■ **To do**
Go through the entries below and write each one out exactly.

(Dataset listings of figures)
----
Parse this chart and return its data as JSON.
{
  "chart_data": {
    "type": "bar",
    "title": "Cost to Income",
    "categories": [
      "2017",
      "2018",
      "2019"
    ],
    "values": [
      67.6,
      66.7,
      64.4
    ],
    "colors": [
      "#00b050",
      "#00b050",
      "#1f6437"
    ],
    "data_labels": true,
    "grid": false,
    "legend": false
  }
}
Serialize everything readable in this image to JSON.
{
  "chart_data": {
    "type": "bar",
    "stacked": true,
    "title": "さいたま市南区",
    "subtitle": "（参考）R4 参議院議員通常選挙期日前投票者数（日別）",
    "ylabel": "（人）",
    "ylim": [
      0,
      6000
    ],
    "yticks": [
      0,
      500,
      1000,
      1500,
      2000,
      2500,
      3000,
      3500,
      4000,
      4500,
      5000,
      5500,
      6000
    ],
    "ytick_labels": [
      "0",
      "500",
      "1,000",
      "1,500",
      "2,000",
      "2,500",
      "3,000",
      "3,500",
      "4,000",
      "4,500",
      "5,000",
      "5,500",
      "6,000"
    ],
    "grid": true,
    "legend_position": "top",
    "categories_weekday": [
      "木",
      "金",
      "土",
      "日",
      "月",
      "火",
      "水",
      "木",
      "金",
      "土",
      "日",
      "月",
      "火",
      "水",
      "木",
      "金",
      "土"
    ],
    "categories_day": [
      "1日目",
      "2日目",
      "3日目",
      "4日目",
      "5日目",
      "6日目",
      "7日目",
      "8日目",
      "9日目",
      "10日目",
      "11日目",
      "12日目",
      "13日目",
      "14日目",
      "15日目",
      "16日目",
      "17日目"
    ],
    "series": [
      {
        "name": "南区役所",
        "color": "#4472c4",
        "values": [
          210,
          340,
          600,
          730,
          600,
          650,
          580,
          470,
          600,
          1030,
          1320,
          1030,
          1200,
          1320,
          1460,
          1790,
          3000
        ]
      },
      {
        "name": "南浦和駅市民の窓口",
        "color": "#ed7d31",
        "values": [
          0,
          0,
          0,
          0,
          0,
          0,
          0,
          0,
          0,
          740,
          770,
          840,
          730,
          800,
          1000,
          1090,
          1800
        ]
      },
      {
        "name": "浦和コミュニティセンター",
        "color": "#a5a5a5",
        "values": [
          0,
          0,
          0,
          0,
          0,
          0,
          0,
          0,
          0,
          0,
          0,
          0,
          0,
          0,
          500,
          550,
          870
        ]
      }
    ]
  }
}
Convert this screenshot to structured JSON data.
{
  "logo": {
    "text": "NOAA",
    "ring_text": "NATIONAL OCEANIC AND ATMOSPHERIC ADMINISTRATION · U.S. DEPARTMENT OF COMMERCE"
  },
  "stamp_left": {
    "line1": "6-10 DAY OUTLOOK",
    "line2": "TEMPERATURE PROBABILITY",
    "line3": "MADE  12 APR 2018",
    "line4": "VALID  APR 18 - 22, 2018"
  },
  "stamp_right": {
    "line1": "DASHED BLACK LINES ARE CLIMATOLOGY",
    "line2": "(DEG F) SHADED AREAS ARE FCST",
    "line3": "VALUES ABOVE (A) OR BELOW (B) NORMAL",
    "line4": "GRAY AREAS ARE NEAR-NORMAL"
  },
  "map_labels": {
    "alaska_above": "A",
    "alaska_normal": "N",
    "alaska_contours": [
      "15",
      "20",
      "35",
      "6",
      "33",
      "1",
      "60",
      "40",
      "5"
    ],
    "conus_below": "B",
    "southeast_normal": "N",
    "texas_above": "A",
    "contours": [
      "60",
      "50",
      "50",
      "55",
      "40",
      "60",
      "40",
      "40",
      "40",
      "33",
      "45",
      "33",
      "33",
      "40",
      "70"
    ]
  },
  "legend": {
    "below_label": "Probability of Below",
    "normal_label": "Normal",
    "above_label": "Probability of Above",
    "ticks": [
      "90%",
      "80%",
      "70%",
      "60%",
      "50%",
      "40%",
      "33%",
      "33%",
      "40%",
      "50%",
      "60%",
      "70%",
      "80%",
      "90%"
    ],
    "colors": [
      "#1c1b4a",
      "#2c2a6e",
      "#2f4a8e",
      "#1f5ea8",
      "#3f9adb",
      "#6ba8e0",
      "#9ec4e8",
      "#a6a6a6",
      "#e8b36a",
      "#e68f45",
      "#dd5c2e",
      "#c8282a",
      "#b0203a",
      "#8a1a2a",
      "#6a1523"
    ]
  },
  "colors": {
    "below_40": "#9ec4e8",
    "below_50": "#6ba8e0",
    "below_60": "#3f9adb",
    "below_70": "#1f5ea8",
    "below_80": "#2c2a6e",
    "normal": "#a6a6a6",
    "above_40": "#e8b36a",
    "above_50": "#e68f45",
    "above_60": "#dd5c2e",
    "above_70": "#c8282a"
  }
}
----
■ **The output**
Parse this chart and return its data as JSON.
{
  "chart_data": {
    "type": "bar",
    "title": "Cost to Income",
    "categories": [
      "2017",
      "2018",
      "2019"
    ],
    "values": [
      67.6,
      66.7,
      64.4
    ],
    "colors": [
      "#00b050",
      "#00b050",
      "#1f6437"
    ],
    "data_labels": true,
    "grid": false,
    "legend": false
  }
}
Serialize everything readable in this image to JSON.
{
  "chart_data": {
    "type": "bar",
    "stacked": true,
    "title": "さいたま市南区",
    "subtitle": "（参考）R4 参議院議員通常選挙期日前投票者数（日別）",
    "ylabel": "（人）",
    "ylim": [
      0,
      6000
    ],
    "yticks": [
      0,
      500,
      1000,
      1500,
      2000,
      2500,
      3000,
      3500,
      4000,
      4500,
      5000,
      5500,
      6000
    ],
    "ytick_labels": [
      "0",
      "500",
      "1,000",
      "1,500",
      "2,000",
      "2,500",
      "3,000",
      "3,500",
      "4,000",
      "4,500",
      "5,000",
      "5,500",
      "6,000"
    ],
    "grid": true,
    "legend_position": "top",
    "categories_weekday": [
      "木",
      "金",
      "土",
      "日",
      "月",
      "火",
      "水",
      "木",
      "金",
      "土",
      "日",
      "月",
      "火",
      "水",
      "木",
      "金",
      "土"
    ],
    "categories_day": [
      "1日目",
      "2日目",
      "3日目",
      "4日目",
      "5日目",
      "6日目",
      "7日目",
      "8日目",
      "9日目",
      "10日目",
      "11日目",
      "12日目",
      "13日目",
      "14日目",
      "15日目",
      "16日目",
      "17日目"
    ],
    "series": [
      {
        "name": "南区役所",
        "color": "#4472c4",
        "values": [
          210,
          340,
          600,
          730,
          600,
          650,
          580,
          470,
          600,
          1030,
          1320,
          1030,
          1200,
          1320,
          1460,
          1790,
          3000
        ]
      },
      {
        "name": "南浦和駅市民の窓口",
        "color": "#ed7d31",
        "values": [
          0,
          0,
          0,
          0,
          0,
          0,
          0,
          0,
          0,
          740,
          770,
          840,
          730,
          800,
          1000,
          1090,
          1800
        ]
      },
      {
        "name": "浦和コミュニティセンター",
        "color": "#a5a5a5",
        "values": [
          0,
          0,
          0,
          0,
          0,
          0,
          0,
          0,
          0,
          0,
          0,
          0,
          0,
          0,
          500,
          550,
          870
        ]
      }
    ]
  }
}
Convert this screenshot to structured JSON data.
{
  "logo": {
    "text": "NOAA",
    "ring_text": "NATIONAL OCEANIC AND ATMOSPHERIC ADMINISTRATION · U.S. DEPARTMENT OF COMMERCE"
  },
  "stamp_left": {
    "line1": "6-10 DAY OUTLOOK",
    "line2": "TEMPERATURE PROBABILITY",
    "line3": "MADE  12 APR 2018",
    "line4": "VALID  APR 18 - 22, 2018"
  },
  "stamp_right": {
    "line1": "DASHED BLACK LINES ARE CLIMATOLOGY",
    "line2": "(DEG F) SHADED AREAS ARE FCST",
    "line3": "VALUES ABOVE (A) OR BELOW (B) NORMAL",
    "line4": "GRAY AREAS ARE NEAR-NORMAL"
  },
  "map_labels": {
    "alaska_above": "A",
    "alaska_normal": "N",
    "alaska_contours": [
      "15",
      "20",
      "35",
      "6",
      "33",
      "1",
      "60",
      "40",
      "5"
    ],
    "conus_below": "B",
    "southeast_normal": "N",
    "texas_above": "A",
    "contours": [
      "60",
      "50",
      "50",
      "55",
      "40",
      "60",
      "40",
      "40",
      "40",
      "33",
      "45",
      "33",
      "33",
      "40",
      "70"
    ]
  },
  "legend": {
    "below_label": "Probability of Below",
    "normal_label": "Normal",
    "above_label": "Probability of Above",
    "ticks": [
      "90%",
      "80%",
      "70%",
      "60%",
      "50%",
      "40%",
      "33%",
      "33%",
      "40%",
      "50%",
      "60%",
      "70%",
      "80%",
      "90%"
    ],
    "colors": [
      "#1c1b4a",
      "#2c2a6e",
      "#2f4a8e",
      "#1f5ea8",
      "#3f9adb",
      "#6ba8e0",
      "#9ec4e8",
      "#a6a6a6",
      "#e8b36a",
      "#e68f45",
      "#dd5c2e",
      "#c8282a",
      "#b0203a",
      "#8a1a2a",
      "#6a1523"
    ]
  },
  "colors": {
    "below_40": "#9ec4e8",
    "below_50": "#6ba8e0",
    "below_60": "#3f9adb",
    "below_70": "#1f5ea8",
    "below_80": "#2c2a6e",
    "normal": "#a6a6a6",
    "above_40": "#e8b36a",
    "above_50": "#e68f45",
    "above_60": "#dd5c2e",
    "above_70": "#c8282a"
  }
}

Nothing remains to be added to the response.